**Your task**
Omit every picture and return the rest of the data unaltered.

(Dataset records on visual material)
========================
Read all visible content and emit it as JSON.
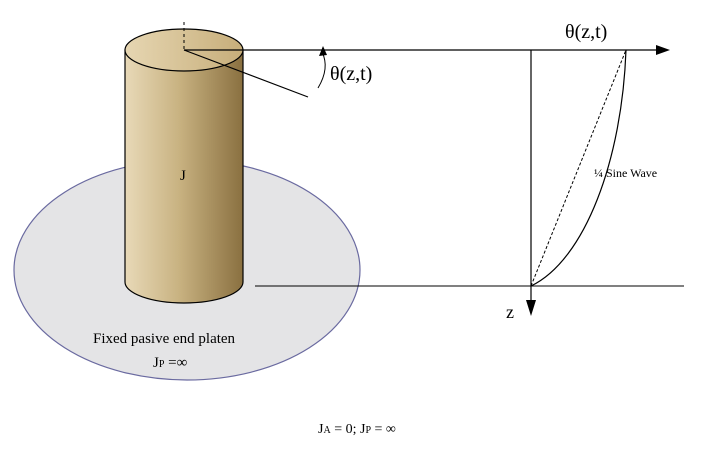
{
  "labels": {
    "theta_top": "θ(z,t)",
    "theta_rotation": "θ(z,t)",
    "specimen": "J",
    "sine_wave": "¼ Sine Wave",
    "z_axis": "z",
    "platen_title": "Fixed pasive end platen",
    "platen_inertia": "J",
    "platen_inertia_sub": "P",
    "platen_inertia_value": " =∞",
    "bottom_formula": {
      "ja": "J",
      "ja_sub": "A",
      "ja_value": " = 0; ",
      "jp": "J",
      "jp_sub": "P",
      "jp_value": " = ∞"
    }
  },
  "colors": {
    "platen_fill": "#e4e4e6",
    "platen_stroke": "#6a6aa0",
    "cylinder_light": "#e8d9b8",
    "cylinder_mid": "#c9b382",
    "cylinder_dark": "#8a7040",
    "line": "#000000"
  }
}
========================
**Finished exercise**
Read all visible content and emit it as JSON.
{
  "labels": {
    "theta_top": "θ(z,t)",
    "theta_rotation": "θ(z,t)",
    "specimen": "J",
    "sine_wave": "¼ Sine Wave",
    "z_axis": "z",
    "platen_title": "Fixed pasive end platen",
    "platen_inertia": "J",
    "platen_inertia_sub": "P",
    "platen_inertia_value": " =∞",
    "bottom_formula": {
      "ja": "J",
      "ja_sub": "A",
      "ja_value": " = 0; ",
      "jp": "J",
      "jp_sub": "P",
      "jp_value": " = ∞"
    }
  },
  "colors": {
    "platen_fill": "#e4e4e6",
    "platen_stroke": "#6a6aa0",
    "cylinder_light": "#e8d9b8",
    "cylinder_mid": "#c9b382",
    "cylinder_dark": "#8a7040",
    "line": "#000000"
  }
}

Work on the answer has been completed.